BEGIN DATA PROVIDED

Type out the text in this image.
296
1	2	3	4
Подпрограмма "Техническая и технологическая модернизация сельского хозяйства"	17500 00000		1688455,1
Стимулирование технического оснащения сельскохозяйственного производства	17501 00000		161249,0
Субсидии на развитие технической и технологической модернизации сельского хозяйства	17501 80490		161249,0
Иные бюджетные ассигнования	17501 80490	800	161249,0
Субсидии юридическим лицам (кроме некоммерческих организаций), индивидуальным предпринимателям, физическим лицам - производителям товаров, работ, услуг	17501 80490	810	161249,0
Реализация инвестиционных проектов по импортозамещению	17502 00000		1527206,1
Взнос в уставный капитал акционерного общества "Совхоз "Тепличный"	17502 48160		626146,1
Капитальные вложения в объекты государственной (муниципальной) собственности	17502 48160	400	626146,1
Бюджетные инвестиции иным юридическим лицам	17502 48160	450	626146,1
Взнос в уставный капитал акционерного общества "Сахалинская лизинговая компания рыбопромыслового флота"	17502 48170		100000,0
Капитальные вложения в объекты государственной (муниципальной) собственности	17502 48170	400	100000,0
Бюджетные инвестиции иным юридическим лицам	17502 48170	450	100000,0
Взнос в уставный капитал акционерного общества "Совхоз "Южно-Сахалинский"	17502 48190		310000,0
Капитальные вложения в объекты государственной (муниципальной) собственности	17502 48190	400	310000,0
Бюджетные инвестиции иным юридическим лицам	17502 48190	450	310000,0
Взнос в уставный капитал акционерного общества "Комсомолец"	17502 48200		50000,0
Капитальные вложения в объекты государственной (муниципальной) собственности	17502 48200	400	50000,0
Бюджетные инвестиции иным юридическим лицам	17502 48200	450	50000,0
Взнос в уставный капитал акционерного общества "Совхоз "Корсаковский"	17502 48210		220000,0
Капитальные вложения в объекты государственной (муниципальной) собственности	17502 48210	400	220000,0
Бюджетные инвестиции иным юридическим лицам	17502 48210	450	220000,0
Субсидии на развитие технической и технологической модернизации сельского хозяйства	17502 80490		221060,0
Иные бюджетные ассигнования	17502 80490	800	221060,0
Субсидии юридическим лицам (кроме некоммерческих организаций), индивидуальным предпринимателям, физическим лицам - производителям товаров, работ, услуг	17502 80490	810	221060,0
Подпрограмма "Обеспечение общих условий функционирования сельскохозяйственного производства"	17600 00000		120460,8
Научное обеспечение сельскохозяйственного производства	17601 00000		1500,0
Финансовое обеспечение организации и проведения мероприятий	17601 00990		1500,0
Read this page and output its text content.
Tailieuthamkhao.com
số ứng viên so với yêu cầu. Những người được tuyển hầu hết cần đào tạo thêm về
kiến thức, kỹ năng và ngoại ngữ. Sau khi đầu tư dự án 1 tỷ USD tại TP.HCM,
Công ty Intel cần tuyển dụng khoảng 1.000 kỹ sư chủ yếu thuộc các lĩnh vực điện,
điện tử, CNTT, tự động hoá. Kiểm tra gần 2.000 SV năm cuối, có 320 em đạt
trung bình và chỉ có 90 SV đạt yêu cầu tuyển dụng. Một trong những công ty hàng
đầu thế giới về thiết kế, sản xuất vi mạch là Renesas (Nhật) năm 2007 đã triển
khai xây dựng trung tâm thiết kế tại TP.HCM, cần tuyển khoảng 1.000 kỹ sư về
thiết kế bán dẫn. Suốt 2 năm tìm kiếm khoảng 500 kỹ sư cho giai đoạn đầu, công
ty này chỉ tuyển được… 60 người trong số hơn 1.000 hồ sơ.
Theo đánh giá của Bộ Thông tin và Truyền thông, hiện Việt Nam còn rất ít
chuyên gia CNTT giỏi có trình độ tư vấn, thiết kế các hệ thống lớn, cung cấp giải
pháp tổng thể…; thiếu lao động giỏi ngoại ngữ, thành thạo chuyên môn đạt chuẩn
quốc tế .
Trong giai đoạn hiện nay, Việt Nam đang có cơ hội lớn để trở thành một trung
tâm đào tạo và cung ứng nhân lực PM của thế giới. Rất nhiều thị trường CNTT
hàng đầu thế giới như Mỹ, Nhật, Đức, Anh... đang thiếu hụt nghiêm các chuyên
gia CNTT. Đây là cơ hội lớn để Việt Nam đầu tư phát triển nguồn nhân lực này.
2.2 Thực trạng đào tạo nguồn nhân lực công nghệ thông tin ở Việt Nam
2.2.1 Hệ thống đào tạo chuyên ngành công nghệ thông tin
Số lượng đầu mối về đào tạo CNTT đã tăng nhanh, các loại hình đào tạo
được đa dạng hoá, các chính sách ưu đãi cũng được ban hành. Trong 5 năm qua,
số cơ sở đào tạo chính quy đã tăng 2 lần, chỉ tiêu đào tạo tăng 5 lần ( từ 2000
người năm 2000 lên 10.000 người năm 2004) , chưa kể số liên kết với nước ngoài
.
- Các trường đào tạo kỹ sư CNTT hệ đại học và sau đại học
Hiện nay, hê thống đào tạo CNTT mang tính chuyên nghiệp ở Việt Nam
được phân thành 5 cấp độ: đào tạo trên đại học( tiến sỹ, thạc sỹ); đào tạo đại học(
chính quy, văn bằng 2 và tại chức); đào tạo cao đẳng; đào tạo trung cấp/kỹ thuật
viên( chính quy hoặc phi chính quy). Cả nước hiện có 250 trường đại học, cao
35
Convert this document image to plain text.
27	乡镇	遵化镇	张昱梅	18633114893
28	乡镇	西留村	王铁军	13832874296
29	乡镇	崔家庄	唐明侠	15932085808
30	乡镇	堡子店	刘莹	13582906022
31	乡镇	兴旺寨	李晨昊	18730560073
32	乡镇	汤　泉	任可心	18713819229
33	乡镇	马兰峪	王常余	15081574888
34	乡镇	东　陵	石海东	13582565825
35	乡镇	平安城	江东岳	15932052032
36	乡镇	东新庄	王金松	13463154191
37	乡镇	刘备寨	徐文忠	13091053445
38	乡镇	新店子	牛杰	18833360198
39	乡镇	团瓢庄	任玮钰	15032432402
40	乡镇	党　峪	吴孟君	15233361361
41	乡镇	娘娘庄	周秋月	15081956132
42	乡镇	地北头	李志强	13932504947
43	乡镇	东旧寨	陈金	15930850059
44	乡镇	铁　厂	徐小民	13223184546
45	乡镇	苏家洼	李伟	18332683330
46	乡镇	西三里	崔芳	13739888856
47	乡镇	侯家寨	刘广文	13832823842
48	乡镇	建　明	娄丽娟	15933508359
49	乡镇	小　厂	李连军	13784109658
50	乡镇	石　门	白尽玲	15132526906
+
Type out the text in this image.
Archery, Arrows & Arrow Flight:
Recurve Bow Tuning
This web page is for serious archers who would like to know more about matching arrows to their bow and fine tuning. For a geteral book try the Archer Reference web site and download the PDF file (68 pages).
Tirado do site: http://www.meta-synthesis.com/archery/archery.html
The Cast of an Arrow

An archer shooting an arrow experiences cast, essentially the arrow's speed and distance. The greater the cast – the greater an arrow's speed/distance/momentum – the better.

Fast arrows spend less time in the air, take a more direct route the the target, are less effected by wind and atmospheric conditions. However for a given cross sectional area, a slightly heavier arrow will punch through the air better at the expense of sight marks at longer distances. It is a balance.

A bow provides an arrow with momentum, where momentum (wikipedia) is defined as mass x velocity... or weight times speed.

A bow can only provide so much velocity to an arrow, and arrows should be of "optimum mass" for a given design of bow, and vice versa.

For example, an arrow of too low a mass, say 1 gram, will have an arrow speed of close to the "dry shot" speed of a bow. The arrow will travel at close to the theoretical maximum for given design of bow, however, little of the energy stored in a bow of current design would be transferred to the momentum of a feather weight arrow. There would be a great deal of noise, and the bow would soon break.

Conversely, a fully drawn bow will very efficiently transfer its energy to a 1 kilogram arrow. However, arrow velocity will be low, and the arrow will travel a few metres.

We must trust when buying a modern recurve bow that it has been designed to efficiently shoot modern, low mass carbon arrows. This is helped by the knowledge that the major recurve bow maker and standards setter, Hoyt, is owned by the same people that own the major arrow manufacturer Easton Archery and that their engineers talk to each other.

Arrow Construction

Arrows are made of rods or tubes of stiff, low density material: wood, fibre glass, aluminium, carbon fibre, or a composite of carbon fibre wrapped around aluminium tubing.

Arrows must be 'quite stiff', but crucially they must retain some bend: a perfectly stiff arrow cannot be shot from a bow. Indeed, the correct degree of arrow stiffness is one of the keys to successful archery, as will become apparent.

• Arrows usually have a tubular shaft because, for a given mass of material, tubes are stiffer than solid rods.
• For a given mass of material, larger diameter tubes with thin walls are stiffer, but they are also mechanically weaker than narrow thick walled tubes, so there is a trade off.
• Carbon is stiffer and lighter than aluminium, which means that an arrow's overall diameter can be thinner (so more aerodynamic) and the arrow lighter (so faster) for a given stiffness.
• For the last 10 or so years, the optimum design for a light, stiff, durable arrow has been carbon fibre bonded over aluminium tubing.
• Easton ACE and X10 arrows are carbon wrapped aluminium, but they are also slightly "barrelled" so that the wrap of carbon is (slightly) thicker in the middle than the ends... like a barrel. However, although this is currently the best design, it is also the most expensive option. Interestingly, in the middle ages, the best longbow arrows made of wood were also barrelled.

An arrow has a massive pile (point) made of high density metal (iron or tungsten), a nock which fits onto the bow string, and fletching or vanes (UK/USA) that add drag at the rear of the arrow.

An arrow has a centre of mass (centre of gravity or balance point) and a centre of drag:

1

END DATA PROVIDED

GIVEN PROBLEM :: Identify and copy the lines holding the word "triển".

WRITTEN SOLUTION ::
đầu thế giới về thiết kế, sản xuất vi mạch là Renesas (Nhật) năm 2007 đã triển
gia CNTT. Đây là cơ hội lớn để Việt Nam đầu tư phát triển nguồn nhân lực này.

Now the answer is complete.